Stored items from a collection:
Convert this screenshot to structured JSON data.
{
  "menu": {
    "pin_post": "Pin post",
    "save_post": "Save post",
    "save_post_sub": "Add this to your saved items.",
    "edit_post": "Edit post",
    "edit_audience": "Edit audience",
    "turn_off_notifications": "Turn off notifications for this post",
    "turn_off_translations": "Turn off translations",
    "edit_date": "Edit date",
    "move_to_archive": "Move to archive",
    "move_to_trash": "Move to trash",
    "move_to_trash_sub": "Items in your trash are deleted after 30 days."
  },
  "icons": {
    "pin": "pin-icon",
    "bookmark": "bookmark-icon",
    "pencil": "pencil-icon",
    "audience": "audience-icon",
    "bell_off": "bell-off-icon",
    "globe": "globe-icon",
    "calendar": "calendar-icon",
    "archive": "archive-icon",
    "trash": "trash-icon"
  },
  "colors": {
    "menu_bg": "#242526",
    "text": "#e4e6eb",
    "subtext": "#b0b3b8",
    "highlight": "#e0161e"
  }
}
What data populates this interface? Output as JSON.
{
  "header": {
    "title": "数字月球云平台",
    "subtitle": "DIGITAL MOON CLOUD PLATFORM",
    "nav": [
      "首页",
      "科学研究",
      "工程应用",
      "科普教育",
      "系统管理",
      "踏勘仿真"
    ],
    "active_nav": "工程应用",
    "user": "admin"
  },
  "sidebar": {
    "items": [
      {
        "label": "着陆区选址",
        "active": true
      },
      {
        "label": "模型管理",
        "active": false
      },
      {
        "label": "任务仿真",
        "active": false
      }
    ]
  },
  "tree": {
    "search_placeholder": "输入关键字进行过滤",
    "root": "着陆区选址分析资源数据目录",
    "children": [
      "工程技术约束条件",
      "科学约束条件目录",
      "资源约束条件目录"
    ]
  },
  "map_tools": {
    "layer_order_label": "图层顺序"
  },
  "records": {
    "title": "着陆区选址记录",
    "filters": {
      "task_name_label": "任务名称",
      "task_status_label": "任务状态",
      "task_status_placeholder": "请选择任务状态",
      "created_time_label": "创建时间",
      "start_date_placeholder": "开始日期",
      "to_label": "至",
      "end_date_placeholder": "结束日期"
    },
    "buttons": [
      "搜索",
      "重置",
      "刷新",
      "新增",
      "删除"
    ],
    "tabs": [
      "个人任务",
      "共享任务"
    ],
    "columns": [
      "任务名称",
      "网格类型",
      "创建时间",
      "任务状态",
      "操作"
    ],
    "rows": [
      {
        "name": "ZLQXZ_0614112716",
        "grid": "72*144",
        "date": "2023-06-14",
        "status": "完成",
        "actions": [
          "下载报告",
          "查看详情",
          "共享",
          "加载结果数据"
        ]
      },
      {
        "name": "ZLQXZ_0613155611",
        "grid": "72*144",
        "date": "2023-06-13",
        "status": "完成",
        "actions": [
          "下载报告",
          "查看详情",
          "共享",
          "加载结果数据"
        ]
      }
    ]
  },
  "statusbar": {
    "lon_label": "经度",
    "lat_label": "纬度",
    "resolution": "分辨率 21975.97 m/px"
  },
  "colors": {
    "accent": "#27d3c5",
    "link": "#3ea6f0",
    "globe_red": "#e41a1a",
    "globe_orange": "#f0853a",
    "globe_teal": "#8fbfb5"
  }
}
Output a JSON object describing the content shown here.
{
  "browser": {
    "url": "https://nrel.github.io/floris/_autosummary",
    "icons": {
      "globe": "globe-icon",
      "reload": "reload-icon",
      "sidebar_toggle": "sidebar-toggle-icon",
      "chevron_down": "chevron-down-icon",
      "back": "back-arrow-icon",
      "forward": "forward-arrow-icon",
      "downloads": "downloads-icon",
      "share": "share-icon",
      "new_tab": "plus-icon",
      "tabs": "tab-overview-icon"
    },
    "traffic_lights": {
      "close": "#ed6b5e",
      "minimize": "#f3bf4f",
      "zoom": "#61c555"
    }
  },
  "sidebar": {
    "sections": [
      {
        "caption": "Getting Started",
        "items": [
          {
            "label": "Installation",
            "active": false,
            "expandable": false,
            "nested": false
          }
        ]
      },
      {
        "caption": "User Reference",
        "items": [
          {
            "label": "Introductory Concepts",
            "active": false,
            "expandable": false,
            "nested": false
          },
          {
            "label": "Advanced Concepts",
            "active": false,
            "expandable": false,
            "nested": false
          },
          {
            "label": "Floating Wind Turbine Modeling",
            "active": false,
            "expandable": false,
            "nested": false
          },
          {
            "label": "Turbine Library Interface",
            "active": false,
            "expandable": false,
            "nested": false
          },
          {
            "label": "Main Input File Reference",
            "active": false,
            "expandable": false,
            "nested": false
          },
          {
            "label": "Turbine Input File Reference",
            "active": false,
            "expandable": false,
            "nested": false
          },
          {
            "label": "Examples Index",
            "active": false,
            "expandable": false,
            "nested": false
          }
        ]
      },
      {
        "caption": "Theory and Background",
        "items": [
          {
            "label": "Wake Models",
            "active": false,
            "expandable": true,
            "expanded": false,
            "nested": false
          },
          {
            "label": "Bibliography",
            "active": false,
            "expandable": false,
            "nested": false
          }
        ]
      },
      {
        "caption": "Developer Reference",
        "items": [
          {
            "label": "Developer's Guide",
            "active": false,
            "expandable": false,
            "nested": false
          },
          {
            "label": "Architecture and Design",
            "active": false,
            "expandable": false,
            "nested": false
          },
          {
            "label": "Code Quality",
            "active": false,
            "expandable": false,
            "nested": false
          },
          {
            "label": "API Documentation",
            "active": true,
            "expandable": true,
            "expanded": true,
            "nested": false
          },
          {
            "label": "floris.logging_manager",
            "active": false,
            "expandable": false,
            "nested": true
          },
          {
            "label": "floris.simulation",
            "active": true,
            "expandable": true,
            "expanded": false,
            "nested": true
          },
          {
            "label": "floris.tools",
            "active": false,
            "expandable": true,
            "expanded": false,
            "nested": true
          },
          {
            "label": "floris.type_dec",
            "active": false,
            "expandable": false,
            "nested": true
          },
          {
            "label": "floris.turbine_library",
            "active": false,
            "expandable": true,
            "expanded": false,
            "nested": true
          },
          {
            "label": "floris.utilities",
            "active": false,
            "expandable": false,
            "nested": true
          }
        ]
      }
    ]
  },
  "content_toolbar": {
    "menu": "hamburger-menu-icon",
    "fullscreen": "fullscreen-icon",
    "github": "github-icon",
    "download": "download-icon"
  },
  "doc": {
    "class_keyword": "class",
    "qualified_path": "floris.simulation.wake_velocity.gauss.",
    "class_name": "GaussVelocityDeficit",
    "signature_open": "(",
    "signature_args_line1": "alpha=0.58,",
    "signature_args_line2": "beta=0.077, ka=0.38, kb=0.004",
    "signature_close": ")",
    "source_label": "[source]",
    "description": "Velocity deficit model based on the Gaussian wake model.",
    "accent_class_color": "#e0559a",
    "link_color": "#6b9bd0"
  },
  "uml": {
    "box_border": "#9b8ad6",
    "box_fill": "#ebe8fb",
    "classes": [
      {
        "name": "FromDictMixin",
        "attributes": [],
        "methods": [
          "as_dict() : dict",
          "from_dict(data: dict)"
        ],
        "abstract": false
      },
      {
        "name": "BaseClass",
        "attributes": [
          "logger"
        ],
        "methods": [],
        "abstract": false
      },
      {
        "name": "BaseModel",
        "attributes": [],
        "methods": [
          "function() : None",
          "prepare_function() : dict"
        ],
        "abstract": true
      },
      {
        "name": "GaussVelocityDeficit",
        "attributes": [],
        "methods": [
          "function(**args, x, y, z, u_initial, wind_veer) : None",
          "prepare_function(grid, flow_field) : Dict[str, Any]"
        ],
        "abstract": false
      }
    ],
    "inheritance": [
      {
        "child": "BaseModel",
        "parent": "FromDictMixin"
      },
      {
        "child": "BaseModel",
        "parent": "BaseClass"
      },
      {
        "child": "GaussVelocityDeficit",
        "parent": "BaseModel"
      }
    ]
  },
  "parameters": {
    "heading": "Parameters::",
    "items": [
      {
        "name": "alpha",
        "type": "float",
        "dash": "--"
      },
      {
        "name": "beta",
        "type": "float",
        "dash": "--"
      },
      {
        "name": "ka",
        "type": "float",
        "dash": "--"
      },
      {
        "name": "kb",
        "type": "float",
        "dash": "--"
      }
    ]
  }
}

## GIVEN TASK
Check every line of the data above for the string "Turn", and copy those that have it.

## ANSWER TO THE TASK
    "turn_off_notifications": "Turn off notifications for this post",
    "turn_off_translations": "Turn off translations",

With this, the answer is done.